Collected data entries
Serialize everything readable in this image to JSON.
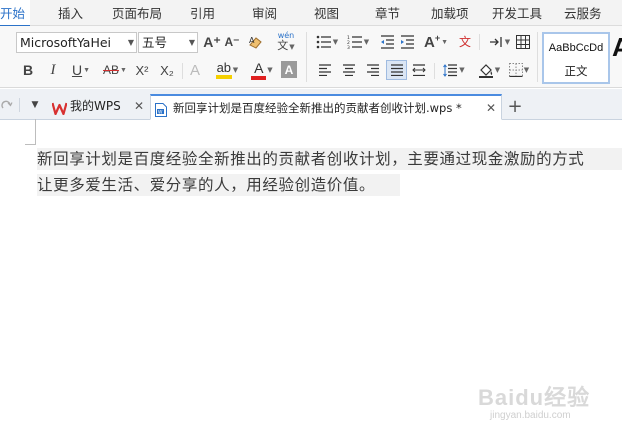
{
  "menu": {
    "items": [
      "开始",
      "插入",
      "页面布局",
      "引用",
      "审阅",
      "视图",
      "章节",
      "加载项",
      "开发工具",
      "云服务"
    ]
  },
  "ribbon": {
    "font_name": "MicrosoftYaHei",
    "font_size": "五号",
    "style_sample": "AaBbCcDd",
    "style_name": "正文",
    "style_next_sample": "A",
    "icons": {
      "bold": "B",
      "italic": "I",
      "underline": "U",
      "strikethrough": "AB",
      "superscript": "X²",
      "subscript": "X₂",
      "font_color": "A",
      "grow_font": "A⁺",
      "shrink_font": "A⁻",
      "phonetic": "wén"
    },
    "colors": {
      "highlight": "#f5d000",
      "font_color": "#e02020",
      "accent": "#2b72c8"
    }
  },
  "tabs": [
    {
      "label": "我的WPS",
      "icon": "wps-logo-icon"
    },
    {
      "label": "新回享计划是百度经验全新推出的贡献者创收计划.wps *",
      "icon": "word-doc-icon"
    }
  ],
  "document": {
    "lines": [
      "新回享计划是百度经验全新推出的贡献者创收计划，主要通过现金激励的方式",
      "让更多爱生活、爱分享的人，用经验创造价值。"
    ]
  },
  "watermark": {
    "text": "Baidu经验",
    "url": "jingyan.baidu.com"
  }
}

### Given request
Each record above must be returned exactly as written, with its pictures omitted.

### Problem solution
Serialize everything readable in this image to JSON.
{
  "menu": {
    "items": [
      "开始",
      "插入",
      "页面布局",
      "引用",
      "审阅",
      "视图",
      "章节",
      "加载项",
      "开发工具",
      "云服务"
    ]
  },
  "ribbon": {
    "font_name": "MicrosoftYaHei",
    "font_size": "五号",
    "style_sample": "AaBbCcDd",
    "style_name": "正文",
    "style_next_sample": "A",
    "icons": {
      "bold": "B",
      "italic": "I",
      "underline": "U",
      "strikethrough": "AB",
      "superscript": "X²",
      "subscript": "X₂",
      "font_color": "A",
      "grow_font": "A⁺",
      "shrink_font": "A⁻",
      "phonetic": "wén"
    },
    "colors": {
      "highlight": "#f5d000",
      "font_color": "#e02020",
      "accent": "#2b72c8"
    }
  },
  "tabs": [
    {
      "label": "我的WPS",
      "icon": "wps-logo-icon"
    },
    {
      "label": "新回享计划是百度经验全新推出的贡献者创收计划.wps *",
      "icon": "word-doc-icon"
    }
  ],
  "document": {
    "lines": [
      "新回享计划是百度经验全新推出的贡献者创收计划，主要通过现金激励的方式",
      "让更多爱生活、爱分享的人，用经验创造价值。"
    ]
  },
  "watermark": {
    "text": "Baidu经验",
    "url": "jingyan.baidu.com"
  }
}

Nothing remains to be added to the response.